- _SHORT PROBLEM_: Repeat every entry word for word, but leave the images out of your copy.

***** LISTED ENTRIES

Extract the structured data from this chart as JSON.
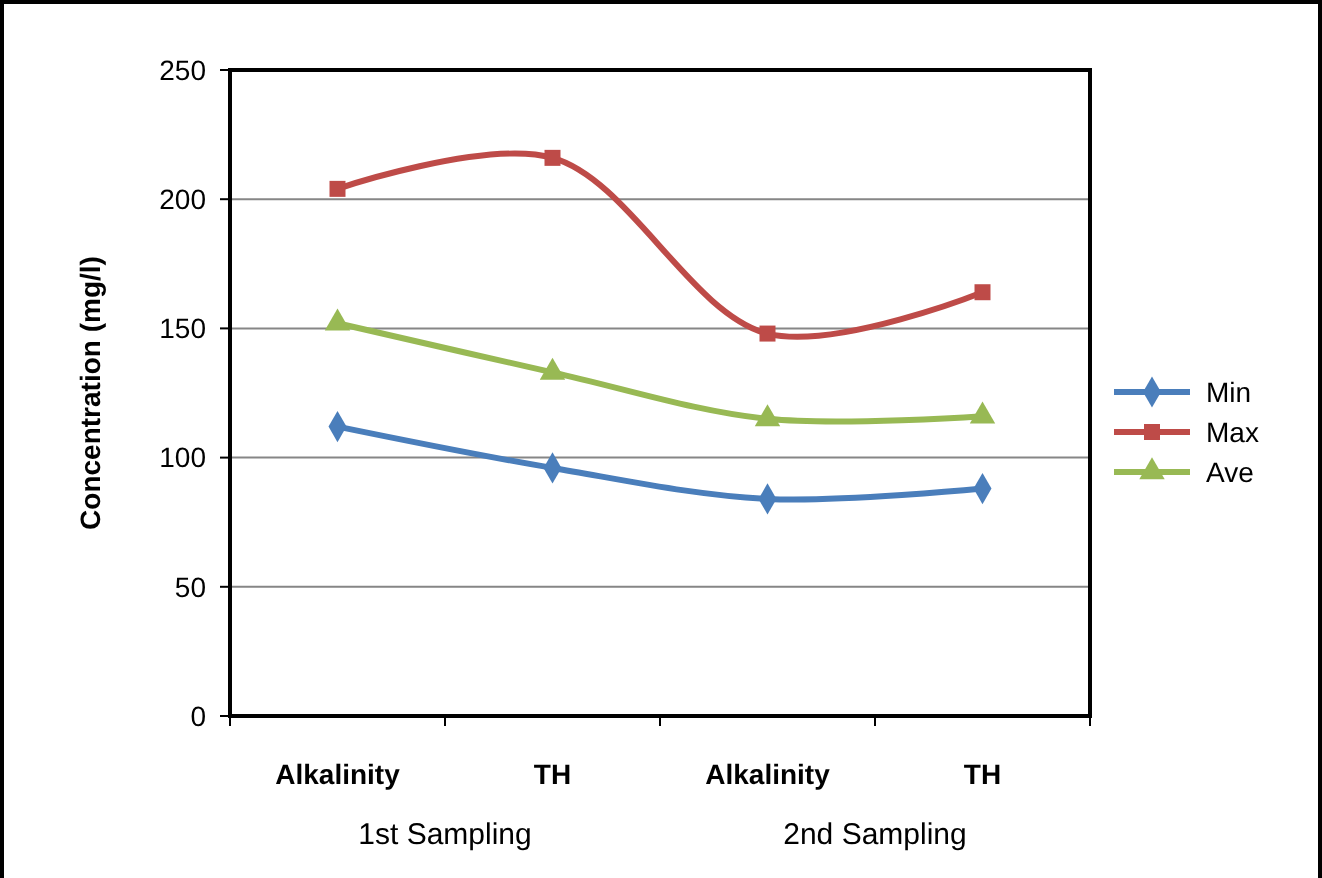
{
  "chart_data": {
    "type": "line",
    "ylabel": "Concentration (mg/l)",
    "categories": [
      "Alkalinity",
      "TH",
      "Alkalinity",
      "TH"
    ],
    "annotations": [
      "1st Sampling",
      "2nd Sampling"
    ],
    "ylim": [
      0,
      250
    ],
    "yticks": [
      0,
      50,
      100,
      150,
      200,
      250
    ],
    "grid": "y",
    "legend": "right",
    "line_style": "solid",
    "series": [
      {
        "name": "Min",
        "color": "#4a7ebb",
        "marker": "diamond",
        "values": [
          112,
          96,
          84,
          88
        ]
      },
      {
        "name": "Max",
        "color": "#be4b48",
        "marker": "square",
        "values": [
          204,
          216,
          148,
          164
        ]
      },
      {
        "name": "Ave",
        "color": "#98b954",
        "marker": "triangle",
        "values": [
          152,
          133,
          115,
          116
        ]
      }
    ]
  }
}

**********

- _EXERCISE RESULT_:
Extract the structured data from this chart as JSON.
{
  "chart_data": {
    "type": "line",
    "ylabel": "Concentration (mg/l)",
    "categories": [
      "Alkalinity",
      "TH",
      "Alkalinity",
      "TH"
    ],
    "annotations": [
      "1st Sampling",
      "2nd Sampling"
    ],
    "ylim": [
      0,
      250
    ],
    "yticks": [
      0,
      50,
      100,
      150,
      200,
      250
    ],
    "grid": "y",
    "legend": "right",
    "line_style": "solid",
    "series": [
      {
        "name": "Min",
        "color": "#4a7ebb",
        "marker": "diamond",
        "values": [
          112,
          96,
          84,
          88
        ]
      },
      {
        "name": "Max",
        "color": "#be4b48",
        "marker": "square",
        "values": [
          204,
          216,
          148,
          164
        ]
      },
      {
        "name": "Ave",
        "color": "#98b954",
        "marker": "triangle",
        "values": [
          152,
          133,
          115,
          116
        ]
      }
    ]
  }
}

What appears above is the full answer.